Using the material below, copy every line where "actors" appears.
------------------------------------------------
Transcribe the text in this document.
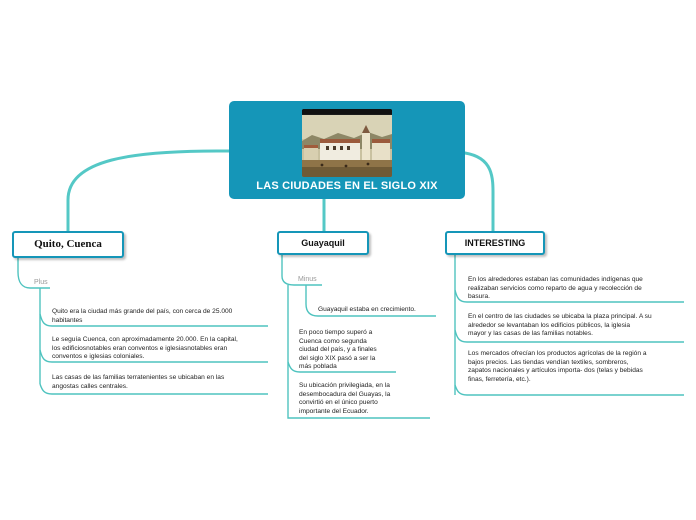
LAS CIUDADES EN EL SIGLO XIX
Quito, Cuenca	Guayaquil	INTERESTING
Plus
Quito era la ciudad más grande del país, con cerca de 25.000
habitantes
Le seguía Cuenca, con aproximadamente 20.000. En la capital,
los edificiosnotables eran conventos e iglesiasnotables eran
conventos e iglesias coloniales.
Las casas de las familias terratenientes se ubicaban en las
angostas calles centrales.
Minus
Guayaquil estaba en crecimiento.
En poco tiempo superó a
Cuenca como segunda
ciudad del país, y a finales
del siglo XIX pasó a ser la
más poblada
Su ubicación privilegiada, en la
desembocadura del Guayas, la
convirtió en el único puerto
importante del Ecuador.
En los alrededores estaban las comunidades indígenas que
realizaban servicios como reparto de agua y recolección de
basura.
En el centro de las ciudades se ubicaba la plaza principal. A su
alrededor se levantaban los edificios públicos, la iglesia
mayor y las casas de las familias notables.
Los mercados ofrecían los productos agrícolas de la región a
bajos precios. Las tiendas vendían textiles, sombreros,
zapatos nacionales y artículos importa- dos (telas y bebidas
finas, ferretería, etc.).
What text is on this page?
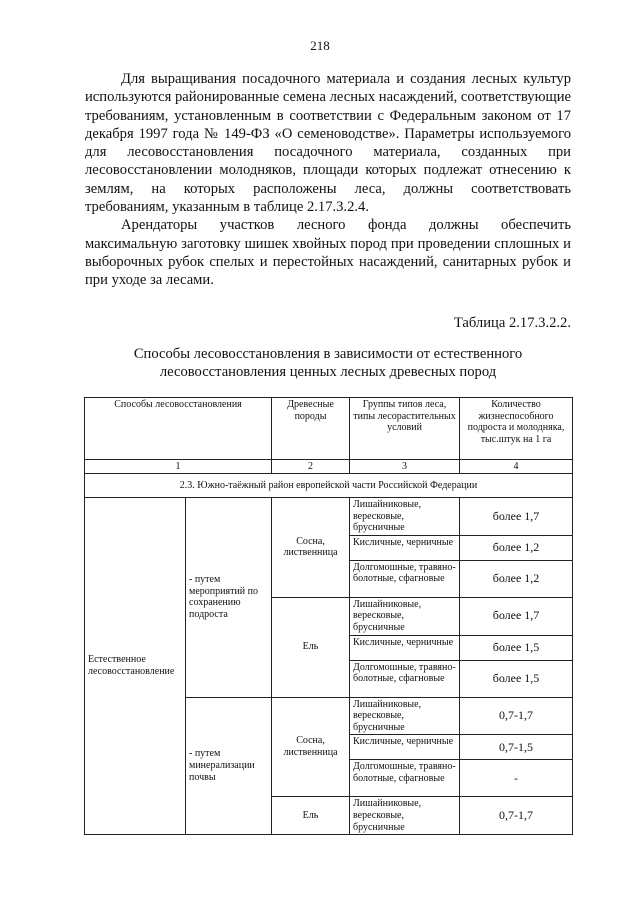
218

Для выращивания посадочного материала и создания лесных культур используются районированные семена лесных насаждений, соответствующие требованиям, установленным в соответствии с Федеральным законом от 17 декабря 1997 года № 149-ФЗ «О семеноводстве». Параметры используемого для лесовосстановления посадочного материала, созданных при лесовосстановлении молодняков, площади которых подлежат отнесению к землям, на которых расположены леса, должны соответствовать требованиям, указанным в таблице 2.17.3.2.4.

Арендаторы участков лесного фонда должны обеспечить максимальную заготовку шишек хвойных пород при проведении сплошных и выборочных рубок спелых и перестойных насаждений, санитарных рубок и при уходе за лесами.

Таблица 2.17.3.2.2.
Способы лесовосстановления в зависимости от естественного
лесовосстановления ценных лесных древесных пород
Способы лесовосстановления		Древесные породы	Группы типов леса, типы лесорастительных условий	Количество жизнеспособного подроста и молодняка, тыс.штук на 1 га
1		2	3	4
2.3. Южно-таёжный район европейской части Российской Федерации				
Естественное лесовосстановление	- путем мероприятий по сохранению подроста	Сосна, лиственница	Лишайниковые, вересковые, брусничные	более 1,7
			Кисличные, черничные	более 1,2
			Долгомошные, травяно-болотные, сфагновые	более 1,2
		Ель	Лишайниковые, вересковые, брусничные	более 1,7
			Кисличные, черничные	более 1,5
			Долгомошные, травяно-болотные, сфагновые	более 1,5
	- путем минерализации почвы	Сосна, лиственница	Лишайниковые, вересковые, брусничные	0,7-1,7
			Кисличные, черничные	0,7-1,5
			Долгомошные, травяно-болотные, сфагновые	-
		Ель	Лишайниковые, вересковые, брусничные	0,7-1,7
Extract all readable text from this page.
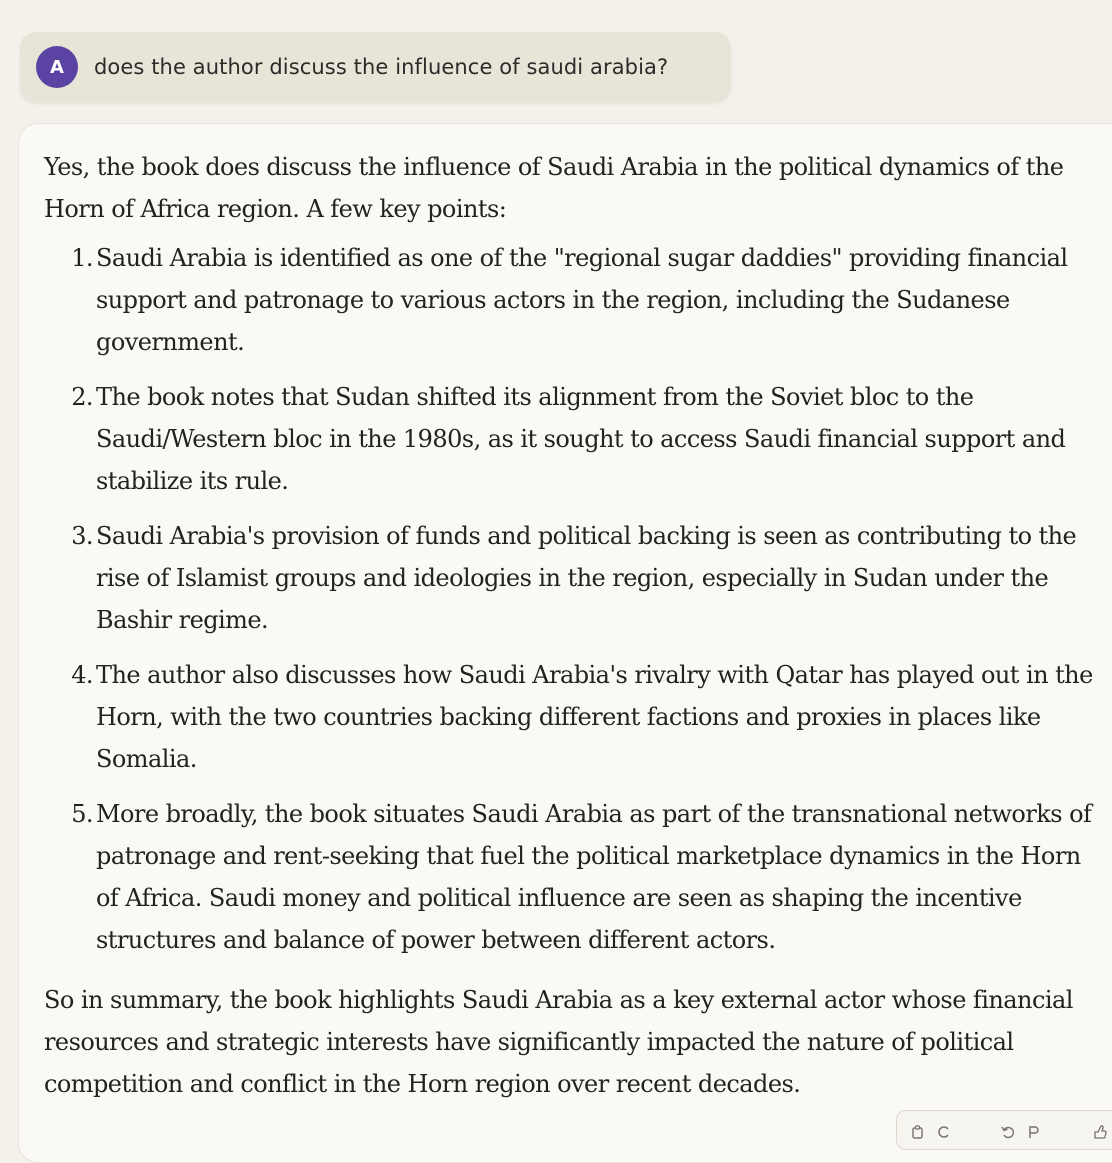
A	does the author discuss the influence of saudi arabia?

Yes, the book does discuss the influence of Saudi Arabia in the political dynamics of the

Horn of Africa region. A few key points:

1. Saudi Arabia is identified as one of the "regional sugar daddies" providing financial
support and patronage to various actors in the region, including the Sudanese
government.
2. The book notes that Sudan shifted its alignment from the Soviet bloc to the
Saudi/Western bloc in the 1980s, as it sought to access Saudi financial support and
stabilize its rule.
3. Saudi Arabia's provision of funds and political backing is seen as contributing to the
rise of Islamist groups and ideologies in the region, especially in Sudan under the
Bashir regime.
4. The author also discusses how Saudi Arabia's rivalry with Qatar has played out in the
Horn, with the two countries backing different factions and proxies in places like
Somalia.
5. More broadly, the book situates Saudi Arabia as part of the transnational networks of
patronage and rent-seeking that fuel the political marketplace dynamics in the Horn
of Africa. Saudi money and political influence are seen as shaping the incentive
structures and balance of power between different actors.

So in summary, the book highlights Saudi Arabia as a key external actor whose financial

resources and strategic interests have significantly impacted the nature of political

competition and conflict in the Horn region over recent decades.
------------------------------------------------
> [FINAL RESULT]
support and patronage to various actors in the region, including the Sudanese
structures and balance of power between different actors.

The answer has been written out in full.